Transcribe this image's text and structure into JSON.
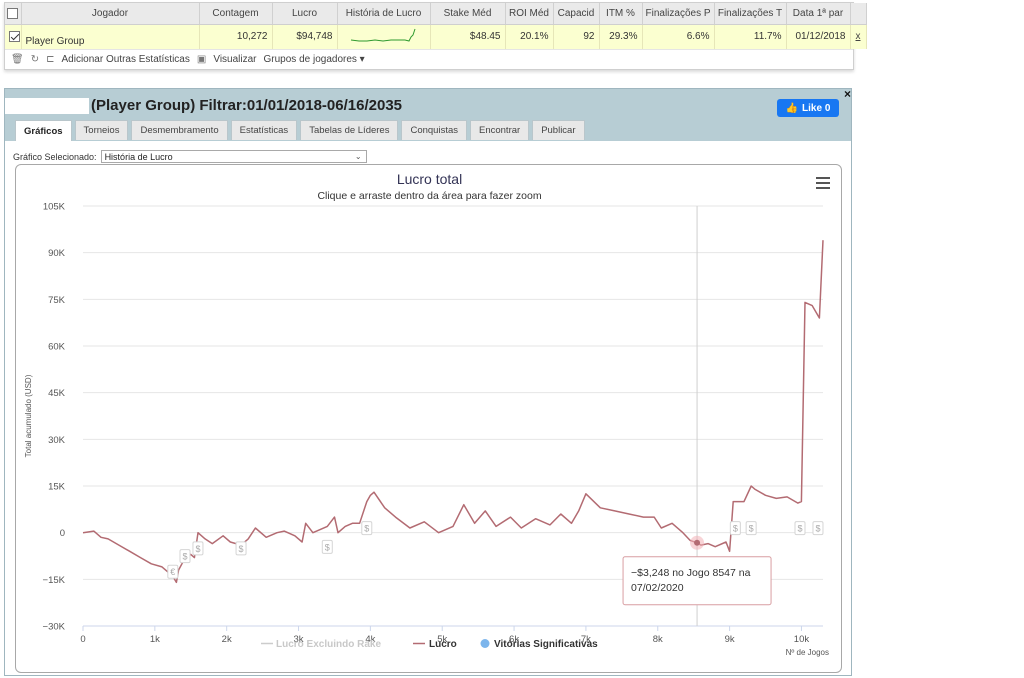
{
  "table": {
    "headers": [
      "Jogador",
      "Contagem",
      "Lucro",
      "História de Lucro",
      "Stake Méd",
      "ROI Méd",
      "Capacid",
      "ITM %",
      "Finalizações P",
      "Finalizações T",
      "Data 1ª par"
    ],
    "row": {
      "player": "Player Group",
      "count": "10,272",
      "profit": "$94,748",
      "stake": "$48.45",
      "roi": "20.1%",
      "capacity": "92",
      "itm": "29.3%",
      "final_p": "6.6%",
      "final_t": "11.7%",
      "first_date": "01/12/2018",
      "remove": "x"
    },
    "toolbar": {
      "add_stats": "Adicionar Outras Estatísticas",
      "view": "Visualizar",
      "groups": "Grupos de jogadores ▾"
    }
  },
  "panel": {
    "title": "(Player Group) Filtrar:01/01/2018-06/16/2035",
    "like_label": "Like 0",
    "close": "×",
    "tabs": [
      "Gráficos",
      "Torneios",
      "Desmembramento",
      "Estatísticas",
      "Tabelas de Líderes",
      "Conquistas",
      "Encontrar",
      "Publicar"
    ],
    "active_tab": 0,
    "chart_select_label": "Gráfico Selecionado:",
    "chart_select_value": "História de Lucro"
  },
  "colors": {
    "line": "#b36b72",
    "marker": "#f2b1b6",
    "crosshair": "#cfcfcf",
    "tooltip_border": "#d89ea2",
    "legend_blue": "#7cb5ec"
  },
  "chart_data": {
    "type": "line",
    "title": "Lucro total",
    "subtitle": "Clique e arraste dentro da área para fazer zoom",
    "xlabel": "Nº de Jogos",
    "ylabel": "Total acumulado (USD)",
    "xlim": [
      0,
      10300
    ],
    "ylim": [
      -30000,
      105000
    ],
    "x_ticks": [
      0,
      1000,
      2000,
      3000,
      4000,
      5000,
      6000,
      7000,
      8000,
      9000,
      10000
    ],
    "x_tick_labels": [
      "0",
      "1k",
      "2k",
      "3k",
      "4k",
      "5k",
      "6k",
      "7k",
      "8k",
      "9k",
      "10k"
    ],
    "y_ticks": [
      -30000,
      -15000,
      0,
      15000,
      30000,
      45000,
      60000,
      75000,
      90000,
      105000
    ],
    "y_tick_labels": [
      "−30K",
      "−15K",
      "0",
      "15K",
      "30K",
      "45K",
      "60K",
      "75K",
      "90K",
      "105K"
    ],
    "series": [
      {
        "name": "Lucro",
        "x": [
          0,
          150,
          250,
          350,
          500,
          650,
          800,
          950,
          1100,
          1250,
          1300,
          1330,
          1400,
          1500,
          1550,
          1600,
          1700,
          1800,
          1950,
          2050,
          2200,
          2300,
          2400,
          2550,
          2700,
          2800,
          2950,
          3050,
          3100,
          3200,
          3300,
          3400,
          3500,
          3550,
          3650,
          3750,
          3850,
          3950,
          4000,
          4050,
          4200,
          4350,
          4550,
          4750,
          4950,
          5150,
          5300,
          5450,
          5600,
          5750,
          5950,
          6100,
          6300,
          6500,
          6650,
          6800,
          6900,
          7000,
          7200,
          7400,
          7600,
          7800,
          7950,
          8050,
          8200,
          8350,
          8450,
          8547,
          8600,
          8700,
          8800,
          8950,
          9000,
          9050,
          9100,
          9200,
          9300,
          9350,
          9500,
          9650,
          9800,
          9950,
          10000,
          10050,
          10150,
          10250,
          10300
        ],
        "y": [
          0,
          500,
          -1500,
          -2000,
          -4000,
          -6000,
          -8000,
          -10000,
          -11000,
          -14000,
          -16000,
          -12000,
          -9000,
          -7000,
          -8000,
          0,
          -2000,
          -3500,
          -1000,
          -3000,
          -4000,
          -2000,
          1500,
          -1500,
          0,
          500,
          -1000,
          -3000,
          3000,
          0,
          1000,
          2000,
          5000,
          0,
          2000,
          3000,
          3000,
          10000,
          12000,
          13000,
          8000,
          5000,
          1500,
          3500,
          0,
          2000,
          9000,
          3000,
          7000,
          2000,
          5000,
          1500,
          4500,
          2500,
          6000,
          3000,
          7000,
          12500,
          8000,
          7000,
          6000,
          5000,
          5000,
          1500,
          3000,
          0,
          -2500,
          -3248,
          -4000,
          -3500,
          -4500,
          -3000,
          -6000,
          10000,
          10000,
          10000,
          15000,
          14000,
          12000,
          11000,
          11500,
          9500,
          10000,
          74000,
          73000,
          69000,
          94000
        ],
        "color": "#b36b72"
      }
    ],
    "markers": [
      {
        "x": 1250,
        "y": -14000,
        "symbol": "€"
      },
      {
        "x": 1420,
        "y": -9000,
        "symbol": "$"
      },
      {
        "x": 1600,
        "y": -6500,
        "symbol": "$"
      },
      {
        "x": 2200,
        "y": -6500,
        "symbol": "$"
      },
      {
        "x": 3400,
        "y": -6000,
        "symbol": "$"
      },
      {
        "x": 3950,
        "y": 0,
        "symbol": "$"
      },
      {
        "x": 9080,
        "y": 0,
        "symbol": "$"
      },
      {
        "x": 9300,
        "y": 0,
        "symbol": "$"
      },
      {
        "x": 9980,
        "y": 0,
        "symbol": "$"
      },
      {
        "x": 10230,
        "y": 0,
        "symbol": "$"
      }
    ],
    "highlight": {
      "x": 8547,
      "y": -3248
    },
    "tooltip": [
      "−$3,248 no Jogo 8547 na",
      "07/02/2020"
    ],
    "legend": [
      "Lucro Excluindo Rake",
      "Lucro",
      "Vitórias Significativas"
    ],
    "legend_position": "bottom"
  }
}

┄┄┄┄┄┄

Problem statement: Transcribe all the records above word for word, without their images.

Result below:
Transcribe this image's text and structure into JSON.
{
  "table": {
    "headers": [
      "Jogador",
      "Contagem",
      "Lucro",
      "História de Lucro",
      "Stake Méd",
      "ROI Méd",
      "Capacid",
      "ITM %",
      "Finalizações P",
      "Finalizações T",
      "Data 1ª par"
    ],
    "row": {
      "player": "Player Group",
      "count": "10,272",
      "profit": "$94,748",
      "stake": "$48.45",
      "roi": "20.1%",
      "capacity": "92",
      "itm": "29.3%",
      "final_p": "6.6%",
      "final_t": "11.7%",
      "first_date": "01/12/2018",
      "remove": "x"
    },
    "toolbar": {
      "add_stats": "Adicionar Outras Estatísticas",
      "view": "Visualizar",
      "groups": "Grupos de jogadores ▾"
    }
  },
  "panel": {
    "title": "(Player Group) Filtrar:01/01/2018-06/16/2035",
    "like_label": "Like 0",
    "close": "×",
    "tabs": [
      "Gráficos",
      "Torneios",
      "Desmembramento",
      "Estatísticas",
      "Tabelas de Líderes",
      "Conquistas",
      "Encontrar",
      "Publicar"
    ],
    "active_tab": 0,
    "chart_select_label": "Gráfico Selecionado:",
    "chart_select_value": "História de Lucro"
  },
  "colors": {
    "line": "#b36b72",
    "marker": "#f2b1b6",
    "crosshair": "#cfcfcf",
    "tooltip_border": "#d89ea2",
    "legend_blue": "#7cb5ec"
  },
  "chart_data": {
    "type": "line",
    "title": "Lucro total",
    "subtitle": "Clique e arraste dentro da área para fazer zoom",
    "xlabel": "Nº de Jogos",
    "ylabel": "Total acumulado (USD)",
    "xlim": [
      0,
      10300
    ],
    "ylim": [
      -30000,
      105000
    ],
    "x_ticks": [
      0,
      1000,
      2000,
      3000,
      4000,
      5000,
      6000,
      7000,
      8000,
      9000,
      10000
    ],
    "x_tick_labels": [
      "0",
      "1k",
      "2k",
      "3k",
      "4k",
      "5k",
      "6k",
      "7k",
      "8k",
      "9k",
      "10k"
    ],
    "y_ticks": [
      -30000,
      -15000,
      0,
      15000,
      30000,
      45000,
      60000,
      75000,
      90000,
      105000
    ],
    "y_tick_labels": [
      "−30K",
      "−15K",
      "0",
      "15K",
      "30K",
      "45K",
      "60K",
      "75K",
      "90K",
      "105K"
    ],
    "series": [
      {
        "name": "Lucro",
        "x": [
          0,
          150,
          250,
          350,
          500,
          650,
          800,
          950,
          1100,
          1250,
          1300,
          1330,
          1400,
          1500,
          1550,
          1600,
          1700,
          1800,
          1950,
          2050,
          2200,
          2300,
          2400,
          2550,
          2700,
          2800,
          2950,
          3050,
          3100,
          3200,
          3300,
          3400,
          3500,
          3550,
          3650,
          3750,
          3850,
          3950,
          4000,
          4050,
          4200,
          4350,
          4550,
          4750,
          4950,
          5150,
          5300,
          5450,
          5600,
          5750,
          5950,
          6100,
          6300,
          6500,
          6650,
          6800,
          6900,
          7000,
          7200,
          7400,
          7600,
          7800,
          7950,
          8050,
          8200,
          8350,
          8450,
          8547,
          8600,
          8700,
          8800,
          8950,
          9000,
          9050,
          9100,
          9200,
          9300,
          9350,
          9500,
          9650,
          9800,
          9950,
          10000,
          10050,
          10150,
          10250,
          10300
        ],
        "y": [
          0,
          500,
          -1500,
          -2000,
          -4000,
          -6000,
          -8000,
          -10000,
          -11000,
          -14000,
          -16000,
          -12000,
          -9000,
          -7000,
          -8000,
          0,
          -2000,
          -3500,
          -1000,
          -3000,
          -4000,
          -2000,
          1500,
          -1500,
          0,
          500,
          -1000,
          -3000,
          3000,
          0,
          1000,
          2000,
          5000,
          0,
          2000,
          3000,
          3000,
          10000,
          12000,
          13000,
          8000,
          5000,
          1500,
          3500,
          0,
          2000,
          9000,
          3000,
          7000,
          2000,
          5000,
          1500,
          4500,
          2500,
          6000,
          3000,
          7000,
          12500,
          8000,
          7000,
          6000,
          5000,
          5000,
          1500,
          3000,
          0,
          -2500,
          -3248,
          -4000,
          -3500,
          -4500,
          -3000,
          -6000,
          10000,
          10000,
          10000,
          15000,
          14000,
          12000,
          11000,
          11500,
          9500,
          10000,
          74000,
          73000,
          69000,
          94000
        ],
        "color": "#b36b72"
      }
    ],
    "markers": [
      {
        "x": 1250,
        "y": -14000,
        "symbol": "€"
      },
      {
        "x": 1420,
        "y": -9000,
        "symbol": "$"
      },
      {
        "x": 1600,
        "y": -6500,
        "symbol": "$"
      },
      {
        "x": 2200,
        "y": -6500,
        "symbol": "$"
      },
      {
        "x": 3400,
        "y": -6000,
        "symbol": "$"
      },
      {
        "x": 3950,
        "y": 0,
        "symbol": "$"
      },
      {
        "x": 9080,
        "y": 0,
        "symbol": "$"
      },
      {
        "x": 9300,
        "y": 0,
        "symbol": "$"
      },
      {
        "x": 9980,
        "y": 0,
        "symbol": "$"
      },
      {
        "x": 10230,
        "y": 0,
        "symbol": "$"
      }
    ],
    "highlight": {
      "x": 8547,
      "y": -3248
    },
    "tooltip": [
      "−$3,248 no Jogo 8547 na",
      "07/02/2020"
    ],
    "legend": [
      "Lucro Excluindo Rake",
      "Lucro",
      "Vitórias Significativas"
    ],
    "legend_position": "bottom"
  }
}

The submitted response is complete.